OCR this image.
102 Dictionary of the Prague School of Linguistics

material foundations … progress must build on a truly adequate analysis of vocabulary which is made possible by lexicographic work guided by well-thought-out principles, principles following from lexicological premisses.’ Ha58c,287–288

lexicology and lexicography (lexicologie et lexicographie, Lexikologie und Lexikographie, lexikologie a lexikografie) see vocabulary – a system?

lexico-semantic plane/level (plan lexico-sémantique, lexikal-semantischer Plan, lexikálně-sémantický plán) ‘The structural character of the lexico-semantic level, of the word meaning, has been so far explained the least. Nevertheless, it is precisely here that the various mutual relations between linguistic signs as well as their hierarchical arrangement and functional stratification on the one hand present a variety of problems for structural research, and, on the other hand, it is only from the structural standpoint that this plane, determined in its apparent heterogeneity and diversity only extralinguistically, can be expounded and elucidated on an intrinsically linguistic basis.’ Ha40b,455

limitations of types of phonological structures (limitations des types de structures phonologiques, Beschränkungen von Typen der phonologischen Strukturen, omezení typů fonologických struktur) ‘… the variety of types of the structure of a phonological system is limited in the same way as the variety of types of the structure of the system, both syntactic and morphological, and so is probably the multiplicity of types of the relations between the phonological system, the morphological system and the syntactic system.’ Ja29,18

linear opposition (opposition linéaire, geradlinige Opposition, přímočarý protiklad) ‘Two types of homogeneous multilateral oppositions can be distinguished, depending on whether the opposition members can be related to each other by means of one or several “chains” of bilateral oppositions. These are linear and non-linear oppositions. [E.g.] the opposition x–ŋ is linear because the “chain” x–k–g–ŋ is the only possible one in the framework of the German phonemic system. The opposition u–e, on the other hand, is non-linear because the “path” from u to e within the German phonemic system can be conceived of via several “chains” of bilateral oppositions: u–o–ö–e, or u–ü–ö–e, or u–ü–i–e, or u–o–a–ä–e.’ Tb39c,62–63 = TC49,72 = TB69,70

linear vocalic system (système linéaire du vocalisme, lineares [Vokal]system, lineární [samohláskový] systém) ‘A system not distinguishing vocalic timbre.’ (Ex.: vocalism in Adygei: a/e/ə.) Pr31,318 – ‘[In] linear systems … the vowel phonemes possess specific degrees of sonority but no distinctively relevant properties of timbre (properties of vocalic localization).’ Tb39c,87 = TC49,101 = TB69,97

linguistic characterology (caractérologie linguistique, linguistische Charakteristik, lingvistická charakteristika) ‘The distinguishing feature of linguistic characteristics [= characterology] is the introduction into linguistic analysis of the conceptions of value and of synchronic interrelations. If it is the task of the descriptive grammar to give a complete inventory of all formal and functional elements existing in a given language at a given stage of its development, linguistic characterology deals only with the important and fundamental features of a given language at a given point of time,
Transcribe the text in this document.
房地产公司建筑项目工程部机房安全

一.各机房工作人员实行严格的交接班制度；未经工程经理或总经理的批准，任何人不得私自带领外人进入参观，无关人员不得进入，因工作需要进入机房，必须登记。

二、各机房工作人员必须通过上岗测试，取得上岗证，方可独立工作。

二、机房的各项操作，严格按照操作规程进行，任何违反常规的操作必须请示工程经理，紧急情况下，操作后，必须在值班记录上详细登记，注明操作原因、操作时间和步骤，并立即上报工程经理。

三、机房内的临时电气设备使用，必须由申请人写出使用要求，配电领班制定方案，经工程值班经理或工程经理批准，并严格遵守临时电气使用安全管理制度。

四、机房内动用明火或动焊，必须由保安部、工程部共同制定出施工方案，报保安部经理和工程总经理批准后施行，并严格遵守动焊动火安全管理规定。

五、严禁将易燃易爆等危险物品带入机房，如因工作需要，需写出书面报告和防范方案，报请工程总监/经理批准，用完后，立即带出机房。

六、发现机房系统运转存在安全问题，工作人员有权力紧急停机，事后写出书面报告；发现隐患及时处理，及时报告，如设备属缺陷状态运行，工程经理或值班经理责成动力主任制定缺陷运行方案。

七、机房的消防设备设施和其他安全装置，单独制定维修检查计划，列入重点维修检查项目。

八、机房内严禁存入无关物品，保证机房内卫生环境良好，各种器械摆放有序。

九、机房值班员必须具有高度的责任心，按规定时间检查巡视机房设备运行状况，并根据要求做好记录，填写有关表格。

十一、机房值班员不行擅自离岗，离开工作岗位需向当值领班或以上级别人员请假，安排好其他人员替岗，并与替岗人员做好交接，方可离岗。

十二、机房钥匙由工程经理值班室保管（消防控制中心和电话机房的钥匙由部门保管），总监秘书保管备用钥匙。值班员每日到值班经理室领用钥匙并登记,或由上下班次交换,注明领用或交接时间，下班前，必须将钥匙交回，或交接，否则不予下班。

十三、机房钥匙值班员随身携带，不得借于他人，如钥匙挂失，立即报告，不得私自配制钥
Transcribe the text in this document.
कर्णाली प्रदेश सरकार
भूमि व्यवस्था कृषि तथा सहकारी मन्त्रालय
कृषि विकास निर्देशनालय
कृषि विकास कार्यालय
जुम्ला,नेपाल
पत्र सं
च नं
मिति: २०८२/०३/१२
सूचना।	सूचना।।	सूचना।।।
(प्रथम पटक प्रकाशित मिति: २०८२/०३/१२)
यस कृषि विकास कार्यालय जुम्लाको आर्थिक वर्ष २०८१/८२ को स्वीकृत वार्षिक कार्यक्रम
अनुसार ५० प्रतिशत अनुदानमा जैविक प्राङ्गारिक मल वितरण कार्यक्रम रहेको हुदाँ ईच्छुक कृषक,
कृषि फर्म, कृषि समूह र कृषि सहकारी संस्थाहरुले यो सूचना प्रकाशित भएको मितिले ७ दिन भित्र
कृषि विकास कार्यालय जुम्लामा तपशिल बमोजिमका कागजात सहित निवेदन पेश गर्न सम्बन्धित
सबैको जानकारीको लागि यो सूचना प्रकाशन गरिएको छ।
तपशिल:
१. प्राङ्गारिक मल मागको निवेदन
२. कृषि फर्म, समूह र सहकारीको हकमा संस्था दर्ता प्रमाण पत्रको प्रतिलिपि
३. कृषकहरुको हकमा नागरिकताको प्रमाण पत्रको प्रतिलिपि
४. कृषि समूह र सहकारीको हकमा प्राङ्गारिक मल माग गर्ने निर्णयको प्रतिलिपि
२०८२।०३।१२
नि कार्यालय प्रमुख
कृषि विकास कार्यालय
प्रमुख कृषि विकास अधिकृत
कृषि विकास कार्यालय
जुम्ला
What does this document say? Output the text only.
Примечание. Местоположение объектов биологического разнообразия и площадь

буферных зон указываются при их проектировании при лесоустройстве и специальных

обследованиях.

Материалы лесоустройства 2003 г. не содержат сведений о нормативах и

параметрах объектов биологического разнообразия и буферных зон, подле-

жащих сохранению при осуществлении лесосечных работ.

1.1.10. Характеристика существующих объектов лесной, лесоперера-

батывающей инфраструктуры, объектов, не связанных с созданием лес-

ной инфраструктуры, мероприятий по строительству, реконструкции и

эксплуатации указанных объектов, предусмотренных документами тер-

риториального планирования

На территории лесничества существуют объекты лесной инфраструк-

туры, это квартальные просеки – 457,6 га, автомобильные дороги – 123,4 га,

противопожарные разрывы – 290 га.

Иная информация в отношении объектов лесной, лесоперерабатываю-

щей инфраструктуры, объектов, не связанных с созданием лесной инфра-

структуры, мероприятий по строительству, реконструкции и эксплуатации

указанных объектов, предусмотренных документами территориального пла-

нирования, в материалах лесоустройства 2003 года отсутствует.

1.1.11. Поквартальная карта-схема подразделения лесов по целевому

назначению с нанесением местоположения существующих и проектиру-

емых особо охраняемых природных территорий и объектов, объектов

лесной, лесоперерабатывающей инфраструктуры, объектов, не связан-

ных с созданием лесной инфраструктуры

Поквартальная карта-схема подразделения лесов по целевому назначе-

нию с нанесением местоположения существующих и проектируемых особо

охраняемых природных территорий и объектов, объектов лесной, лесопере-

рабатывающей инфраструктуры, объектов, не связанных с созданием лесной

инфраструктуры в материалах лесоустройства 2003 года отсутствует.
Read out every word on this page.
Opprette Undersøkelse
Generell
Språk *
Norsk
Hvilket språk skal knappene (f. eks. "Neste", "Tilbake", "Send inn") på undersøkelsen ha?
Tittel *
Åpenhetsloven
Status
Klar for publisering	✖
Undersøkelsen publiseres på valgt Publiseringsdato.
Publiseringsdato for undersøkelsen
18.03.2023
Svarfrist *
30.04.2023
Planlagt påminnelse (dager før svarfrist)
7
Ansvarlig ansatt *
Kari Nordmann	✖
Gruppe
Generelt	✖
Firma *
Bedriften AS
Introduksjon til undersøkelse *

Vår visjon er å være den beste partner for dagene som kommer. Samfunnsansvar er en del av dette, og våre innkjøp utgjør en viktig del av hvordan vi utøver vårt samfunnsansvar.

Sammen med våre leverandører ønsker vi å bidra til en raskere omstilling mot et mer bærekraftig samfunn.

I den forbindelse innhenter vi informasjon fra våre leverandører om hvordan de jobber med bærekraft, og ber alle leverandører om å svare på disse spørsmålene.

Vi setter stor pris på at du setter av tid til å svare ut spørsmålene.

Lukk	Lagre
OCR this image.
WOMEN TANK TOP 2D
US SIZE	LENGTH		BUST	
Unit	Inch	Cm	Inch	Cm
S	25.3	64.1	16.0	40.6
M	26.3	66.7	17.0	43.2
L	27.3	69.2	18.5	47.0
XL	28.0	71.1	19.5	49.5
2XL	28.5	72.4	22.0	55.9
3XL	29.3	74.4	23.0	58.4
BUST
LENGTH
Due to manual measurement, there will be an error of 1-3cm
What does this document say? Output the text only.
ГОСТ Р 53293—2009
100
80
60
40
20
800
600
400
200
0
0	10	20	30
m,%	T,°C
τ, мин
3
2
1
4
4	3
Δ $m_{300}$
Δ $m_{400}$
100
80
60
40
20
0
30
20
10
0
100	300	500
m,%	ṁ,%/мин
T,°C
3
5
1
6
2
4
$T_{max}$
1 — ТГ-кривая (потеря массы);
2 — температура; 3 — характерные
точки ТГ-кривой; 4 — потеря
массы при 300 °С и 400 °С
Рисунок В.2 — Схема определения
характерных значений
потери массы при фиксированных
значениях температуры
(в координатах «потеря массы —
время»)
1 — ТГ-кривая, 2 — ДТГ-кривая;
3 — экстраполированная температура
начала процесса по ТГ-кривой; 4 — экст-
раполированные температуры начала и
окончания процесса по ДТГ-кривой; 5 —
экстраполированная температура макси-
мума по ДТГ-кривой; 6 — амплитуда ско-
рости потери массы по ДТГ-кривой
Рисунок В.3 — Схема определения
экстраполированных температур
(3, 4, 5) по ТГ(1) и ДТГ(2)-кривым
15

---

What the task requires. Collect each line containing the string "потери".

Answer.
потери массы при фиксированных
рости потери массы по ДТГ-кривой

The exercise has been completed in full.